━━ LISTED ENTRIES
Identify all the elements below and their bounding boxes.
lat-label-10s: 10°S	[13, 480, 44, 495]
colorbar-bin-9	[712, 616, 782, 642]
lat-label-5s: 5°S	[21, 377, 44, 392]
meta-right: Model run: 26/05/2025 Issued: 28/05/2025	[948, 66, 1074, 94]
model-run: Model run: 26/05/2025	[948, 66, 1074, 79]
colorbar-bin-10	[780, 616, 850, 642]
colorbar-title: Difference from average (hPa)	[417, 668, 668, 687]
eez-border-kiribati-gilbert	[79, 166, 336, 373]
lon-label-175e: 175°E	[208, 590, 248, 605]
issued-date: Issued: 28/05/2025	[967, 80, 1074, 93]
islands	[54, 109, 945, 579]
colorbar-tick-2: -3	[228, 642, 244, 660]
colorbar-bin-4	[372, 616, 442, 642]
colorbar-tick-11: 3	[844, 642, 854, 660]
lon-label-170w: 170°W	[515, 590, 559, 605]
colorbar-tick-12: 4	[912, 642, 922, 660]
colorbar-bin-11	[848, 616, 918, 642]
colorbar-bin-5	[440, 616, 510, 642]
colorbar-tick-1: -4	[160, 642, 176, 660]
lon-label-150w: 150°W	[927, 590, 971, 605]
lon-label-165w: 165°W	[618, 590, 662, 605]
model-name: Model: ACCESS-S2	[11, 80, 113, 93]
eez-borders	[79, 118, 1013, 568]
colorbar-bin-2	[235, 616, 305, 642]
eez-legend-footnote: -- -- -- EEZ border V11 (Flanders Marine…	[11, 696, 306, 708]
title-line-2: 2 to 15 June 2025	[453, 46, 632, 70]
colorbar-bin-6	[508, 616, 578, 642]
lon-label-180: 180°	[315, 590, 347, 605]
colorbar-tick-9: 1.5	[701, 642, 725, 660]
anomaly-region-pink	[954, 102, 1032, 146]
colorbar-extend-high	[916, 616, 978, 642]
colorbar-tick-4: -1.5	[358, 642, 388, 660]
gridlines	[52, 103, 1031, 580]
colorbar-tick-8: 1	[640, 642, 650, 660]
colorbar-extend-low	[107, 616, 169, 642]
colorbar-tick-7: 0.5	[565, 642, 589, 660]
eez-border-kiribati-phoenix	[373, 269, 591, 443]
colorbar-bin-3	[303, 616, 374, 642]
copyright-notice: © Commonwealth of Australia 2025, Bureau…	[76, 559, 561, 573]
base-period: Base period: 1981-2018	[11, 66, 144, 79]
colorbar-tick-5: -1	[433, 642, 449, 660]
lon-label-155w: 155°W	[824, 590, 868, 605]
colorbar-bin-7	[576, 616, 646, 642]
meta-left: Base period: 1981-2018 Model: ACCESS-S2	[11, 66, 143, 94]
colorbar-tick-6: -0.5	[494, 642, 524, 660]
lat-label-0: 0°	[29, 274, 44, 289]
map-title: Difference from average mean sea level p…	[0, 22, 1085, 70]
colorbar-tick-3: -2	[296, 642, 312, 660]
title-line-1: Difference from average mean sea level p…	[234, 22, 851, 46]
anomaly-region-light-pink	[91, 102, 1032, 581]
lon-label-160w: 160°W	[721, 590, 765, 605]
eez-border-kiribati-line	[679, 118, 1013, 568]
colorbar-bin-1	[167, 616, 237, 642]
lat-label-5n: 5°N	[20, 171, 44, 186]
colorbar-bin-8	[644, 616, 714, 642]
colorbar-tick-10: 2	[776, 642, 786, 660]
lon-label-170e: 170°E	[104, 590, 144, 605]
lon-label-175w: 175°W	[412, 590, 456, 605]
━━━━
◆ AIM OF THE TASK:
Set the lines above into a numbered list, leaving out any blank lines.

◆ WRITTEN RESPONSE:
1. Identify all the elements below and their bounding boxes.
2. lat-label-10s: 10°S	[13, 480, 44, 495]
3. colorbar-bin-9	[712, 616, 782, 642]
4. lat-label-5s: 5°S	[21, 377, 44, 392]
5. meta-right: Model run: 26/05/2025 Issued: 28/05/2025	[948, 66, 1074, 94]
6. model-run: Model run: 26/05/2025	[948, 66, 1074, 79]
7. colorbar-bin-10	[780, 616, 850, 642]
8. colorbar-title: Difference from average (hPa)	[417, 668, 668, 687]
9. eez-border-kiribati-gilbert	[79, 166, 336, 373]
10. lon-label-175e: 175°E	[208, 590, 248, 605]
11. issued-date: Issued: 28/05/2025	[967, 80, 1074, 93]
12. islands	[54, 109, 945, 579]
13. colorbar-tick-2: -3	[228, 642, 244, 660]
14. colorbar-bin-4	[372, 616, 442, 642]
15. colorbar-tick-11: 3	[844, 642, 854, 660]
16. lon-label-170w: 170°W	[515, 590, 559, 605]
17. colorbar-tick-12: 4	[912, 642, 922, 660]
18. colorbar-bin-11	[848, 616, 918, 642]
19. colorbar-bin-5	[440, 616, 510, 642]
20. colorbar-tick-1: -4	[160, 642, 176, 660]
21. lon-label-150w: 150°W	[927, 590, 971, 605]
22. lon-label-165w: 165°W	[618, 590, 662, 605]
23. model-name: Model: ACCESS-S2	[11, 80, 113, 93]
24. eez-borders	[79, 118, 1013, 568]
25. colorbar-bin-2	[235, 616, 305, 642]
26. eez-legend-footnote: -- -- -- EEZ border V11 (Flanders Marine…	[11, 696, 306, 708]
27. title-line-2: 2 to 15 June 2025	[453, 46, 632, 70]
28. colorbar-bin-6	[508, 616, 578, 642]
29. lon-label-180: 180°	[315, 590, 347, 605]
30. colorbar-tick-9: 1.5	[701, 642, 725, 660]
31. anomaly-region-pink	[954, 102, 1032, 146]
32. colorbar-extend-high	[916, 616, 978, 642]
33. colorbar-tick-4: -1.5	[358, 642, 388, 660]
34. gridlines	[52, 103, 1031, 580]
35. colorbar-tick-8: 1	[640, 642, 650, 660]
36. colorbar-extend-low	[107, 616, 169, 642]
37. colorbar-tick-7: 0.5	[565, 642, 589, 660]
38. eez-border-kiribati-phoenix	[373, 269, 591, 443]
39. colorbar-bin-3	[303, 616, 374, 642]
40. copyright-notice: © Commonwealth of Australia 2025, Bureau…	[76, 559, 561, 573]
41. base-period: Base period: 1981-2018	[11, 66, 144, 79]
42. colorbar-tick-5: -1	[433, 642, 449, 660]
43. lon-label-155w: 155°W	[824, 590, 868, 605]
44. colorbar-bin-7	[576, 616, 646, 642]
45. meta-left: Base period: 1981-2018 Model: ACCESS-S2	[11, 66, 143, 94]
46. colorbar-tick-6: -0.5	[494, 642, 524, 660]
47. lat-label-0: 0°	[29, 274, 44, 289]
48. map-title: Difference from average mean sea level p…	[0, 22, 1085, 70]
49. colorbar-tick-3: -2	[296, 642, 312, 660]
50. title-line-1: Difference from average mean sea level p…	[234, 22, 851, 46]
51. anomaly-region-light-pink	[91, 102, 1032, 581]
52. lon-label-160w: 160°W	[721, 590, 765, 605]
53. eez-border-kiribati-line	[679, 118, 1013, 568]
54. colorbar-bin-1	[167, 616, 237, 642]
55. lat-label-5n: 5°N	[20, 171, 44, 186]
56. colorbar-bin-8	[644, 616, 714, 642]
57. colorbar-tick-10: 2	[776, 642, 786, 660]
58. lon-label-170e: 170°E	[104, 590, 144, 605]
59. lon-label-175w: 175°W	[412, 590, 456, 605]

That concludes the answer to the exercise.